**Quoted passage:**
Toto, we are no longer in New York.
The rain only serves to make it even more impossible to sweat. Coating you in a fine mist of "fuck you", you now can't even sweat right. Perspiration beads in your hair, on your arms, everywhere; slowly falling off and blending in with the rain around you. So you're soaked and continue to be for at least a few hours after you get out of the rain. This is what I wake up to.
My body, in its infinite and unpredictable wisdom, decides to say "fuck it" and turns off my immune system. Between dealing with the rapid and unavoidable overheating of my entire body and the intake of what would amount to several cigars worth of ambient smoke (on top of what I was smoking), it just couldn't handle it. So I wake up this morning to rain. And a kidney infection.
But the battlefield painters of the Civil War didn't stay home from Gettysburg just because of a cold. The reporters in the field from WWII (like Ernie Pyle) didn't take a break for a sore throat. So I popped one of my painkillers, got the home phone number of my doctor ready for later, and hit the show. Dedication. It's what I do.
Here are the show notes:
Cusano: Got talking with Jeff Aronson, Cusano's first employee who joined them back in '95. Jeff is a stand-up guy. I would totally go drinking with Jeff. Only five minutes after meeting him we were busting balls like we'd known each other for years. Great guy. He gave me the low-down on the Cusano lineup, from their bundles (Cusano blends of popular General Cigar lines) to their new stuff. Look for the Cusano 15th Anniversary to come out (in boxes of 15). A heady lancero with a Dom. wrapper, it looks absolutely excellent. Also, look for more from their Cuvee line in the form of the Cuvee Cusano Signature. They look really tasty. Cusano is also a part of DomRey, who now own (EDIT: They just distribute them. Whoops) the Agio and Panter brands. I finally got to try some of the Panter stuff and they were surprisingly good. The Blue (a more mild) and the Sprint (a more full bodied) were actually pretty decent smokes for dry cures. The Dessert wasn't that good, I have to say. It lost a lot of flavor to the filter.
Stopped at the Social Smoke booth where I got to try some of their mint hookah tobacco. It was delicious. I find myself really enjoying the hookah. I got talking to some other guys about hookah tobacco (which'll be in the next post) and we shared the sentiment of how awesome hookah is socially and economically. For $15, you can share a hookah for a few hours with a couple of friends and shoot the shit. It makes me want to travel to the Middle East just to sit around, drink mint tea, and smoke hookah. That's legit, right? Traveling to a region just to smoke?
Jameson Cigars: I don't actually think they're releasing anything new but I finally got to meet Brad Mayo. He's cool. I like him. And he's got some killer cigars, from what I hear. Do I need to say any more?

**Data extracts:**
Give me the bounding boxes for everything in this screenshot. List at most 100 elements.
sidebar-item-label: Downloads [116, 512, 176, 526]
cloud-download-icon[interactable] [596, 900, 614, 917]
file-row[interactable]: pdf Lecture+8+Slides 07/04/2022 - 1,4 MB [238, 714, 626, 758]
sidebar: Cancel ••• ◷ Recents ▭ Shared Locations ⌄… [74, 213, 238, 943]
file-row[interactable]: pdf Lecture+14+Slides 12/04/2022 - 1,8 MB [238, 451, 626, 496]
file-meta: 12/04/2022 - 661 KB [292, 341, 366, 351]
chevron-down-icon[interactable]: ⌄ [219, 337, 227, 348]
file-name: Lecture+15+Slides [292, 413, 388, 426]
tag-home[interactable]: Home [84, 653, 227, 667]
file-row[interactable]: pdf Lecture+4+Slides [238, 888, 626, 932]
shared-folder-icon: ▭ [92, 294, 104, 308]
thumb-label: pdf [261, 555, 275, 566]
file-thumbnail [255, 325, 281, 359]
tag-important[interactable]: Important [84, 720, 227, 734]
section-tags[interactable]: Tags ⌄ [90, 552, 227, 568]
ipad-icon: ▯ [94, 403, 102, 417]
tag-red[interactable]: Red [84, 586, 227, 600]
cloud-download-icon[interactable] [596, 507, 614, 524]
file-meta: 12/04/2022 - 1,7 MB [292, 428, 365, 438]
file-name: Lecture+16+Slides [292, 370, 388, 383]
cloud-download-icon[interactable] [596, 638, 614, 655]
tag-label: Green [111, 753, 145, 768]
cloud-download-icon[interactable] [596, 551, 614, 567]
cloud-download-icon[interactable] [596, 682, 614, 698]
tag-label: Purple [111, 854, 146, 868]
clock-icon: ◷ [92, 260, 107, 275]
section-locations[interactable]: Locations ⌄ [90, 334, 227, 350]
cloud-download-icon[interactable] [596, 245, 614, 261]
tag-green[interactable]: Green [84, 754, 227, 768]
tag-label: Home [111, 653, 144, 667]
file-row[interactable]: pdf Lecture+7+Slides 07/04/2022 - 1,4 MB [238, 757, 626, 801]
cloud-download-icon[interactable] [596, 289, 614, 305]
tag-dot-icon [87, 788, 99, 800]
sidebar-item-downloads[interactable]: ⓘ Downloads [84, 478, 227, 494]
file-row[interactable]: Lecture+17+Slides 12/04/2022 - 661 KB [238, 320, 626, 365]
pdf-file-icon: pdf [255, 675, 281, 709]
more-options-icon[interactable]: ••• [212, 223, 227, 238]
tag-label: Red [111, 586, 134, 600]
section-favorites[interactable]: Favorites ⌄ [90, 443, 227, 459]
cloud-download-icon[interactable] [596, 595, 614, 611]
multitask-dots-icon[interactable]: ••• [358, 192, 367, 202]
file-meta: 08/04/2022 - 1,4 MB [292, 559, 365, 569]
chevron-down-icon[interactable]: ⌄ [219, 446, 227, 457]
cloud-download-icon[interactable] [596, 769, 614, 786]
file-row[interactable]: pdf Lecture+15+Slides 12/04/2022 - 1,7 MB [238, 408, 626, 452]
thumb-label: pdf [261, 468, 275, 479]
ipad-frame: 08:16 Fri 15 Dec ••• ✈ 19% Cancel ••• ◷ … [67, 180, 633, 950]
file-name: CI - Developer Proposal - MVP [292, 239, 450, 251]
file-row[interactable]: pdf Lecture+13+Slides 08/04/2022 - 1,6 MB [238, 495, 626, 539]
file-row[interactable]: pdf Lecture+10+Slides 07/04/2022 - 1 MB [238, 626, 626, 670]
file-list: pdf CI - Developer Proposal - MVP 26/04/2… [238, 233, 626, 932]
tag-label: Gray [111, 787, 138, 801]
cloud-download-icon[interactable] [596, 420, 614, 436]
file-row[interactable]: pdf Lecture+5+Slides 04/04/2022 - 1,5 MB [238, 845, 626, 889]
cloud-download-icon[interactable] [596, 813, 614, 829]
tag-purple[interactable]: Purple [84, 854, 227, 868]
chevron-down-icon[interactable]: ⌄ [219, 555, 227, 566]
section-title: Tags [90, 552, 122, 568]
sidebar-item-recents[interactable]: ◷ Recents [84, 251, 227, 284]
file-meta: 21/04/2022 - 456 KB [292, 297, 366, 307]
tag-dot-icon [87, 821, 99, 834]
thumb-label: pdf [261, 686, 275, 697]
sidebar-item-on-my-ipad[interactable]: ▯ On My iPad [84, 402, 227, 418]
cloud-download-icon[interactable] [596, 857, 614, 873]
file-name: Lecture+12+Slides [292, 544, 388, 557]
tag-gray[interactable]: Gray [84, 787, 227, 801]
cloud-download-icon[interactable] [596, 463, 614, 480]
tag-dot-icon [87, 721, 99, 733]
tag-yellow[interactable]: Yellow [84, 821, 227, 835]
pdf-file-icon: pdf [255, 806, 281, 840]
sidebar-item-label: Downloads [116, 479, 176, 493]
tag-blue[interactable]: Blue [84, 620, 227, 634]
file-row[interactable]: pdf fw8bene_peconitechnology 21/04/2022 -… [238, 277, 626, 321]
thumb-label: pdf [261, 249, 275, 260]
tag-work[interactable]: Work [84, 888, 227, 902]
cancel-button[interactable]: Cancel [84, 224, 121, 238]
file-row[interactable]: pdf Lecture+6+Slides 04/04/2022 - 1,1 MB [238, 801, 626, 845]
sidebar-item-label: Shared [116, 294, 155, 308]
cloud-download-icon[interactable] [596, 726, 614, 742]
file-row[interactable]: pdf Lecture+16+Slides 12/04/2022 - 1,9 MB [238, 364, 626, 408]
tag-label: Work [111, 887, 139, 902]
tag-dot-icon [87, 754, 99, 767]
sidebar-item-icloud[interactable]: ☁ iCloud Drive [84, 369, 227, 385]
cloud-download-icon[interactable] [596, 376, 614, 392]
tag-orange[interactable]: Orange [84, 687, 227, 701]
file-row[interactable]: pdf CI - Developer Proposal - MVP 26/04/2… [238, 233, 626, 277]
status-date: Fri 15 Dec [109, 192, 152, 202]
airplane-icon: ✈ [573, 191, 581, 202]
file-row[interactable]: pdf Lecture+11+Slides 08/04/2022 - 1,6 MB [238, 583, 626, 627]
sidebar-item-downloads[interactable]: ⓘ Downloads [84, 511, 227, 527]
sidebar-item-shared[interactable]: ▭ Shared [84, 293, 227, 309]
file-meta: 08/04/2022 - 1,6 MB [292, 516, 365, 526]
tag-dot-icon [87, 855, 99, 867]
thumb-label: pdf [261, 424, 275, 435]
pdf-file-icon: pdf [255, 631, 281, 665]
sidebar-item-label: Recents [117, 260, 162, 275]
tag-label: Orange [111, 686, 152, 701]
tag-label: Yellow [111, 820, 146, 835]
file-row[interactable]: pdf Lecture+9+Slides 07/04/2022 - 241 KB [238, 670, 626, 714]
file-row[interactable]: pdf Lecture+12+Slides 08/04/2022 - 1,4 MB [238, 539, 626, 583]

**Problem:** Repeat word for word the stretch of the cigar show post from "My body, in" through "It's what I do.". Work only from the cigar show post, with no outside knowledge.

**Response:**
My body, in its infinite and unpredictable wisdom, decides to say "fuck it" and turns off my immune system. Between dealing with the rapid and unavoidable overheating of my entire body and the intake of what would amount to several cigars worth of ambient smoke (on top of what I was smoking), it just couldn't handle it. So I wake up this morning to rain. And a kidney infection.
But the battlefield painters of the Civil War didn't stay home from Gettysburg just because of a cold. The reporters in the field from WWII (like Ernie Pyle) didn't take a break for a sore throat. So I popped one of my painkillers, got the home phone number of my doctor ready for later, and hit the show. Dedication. It's what I do.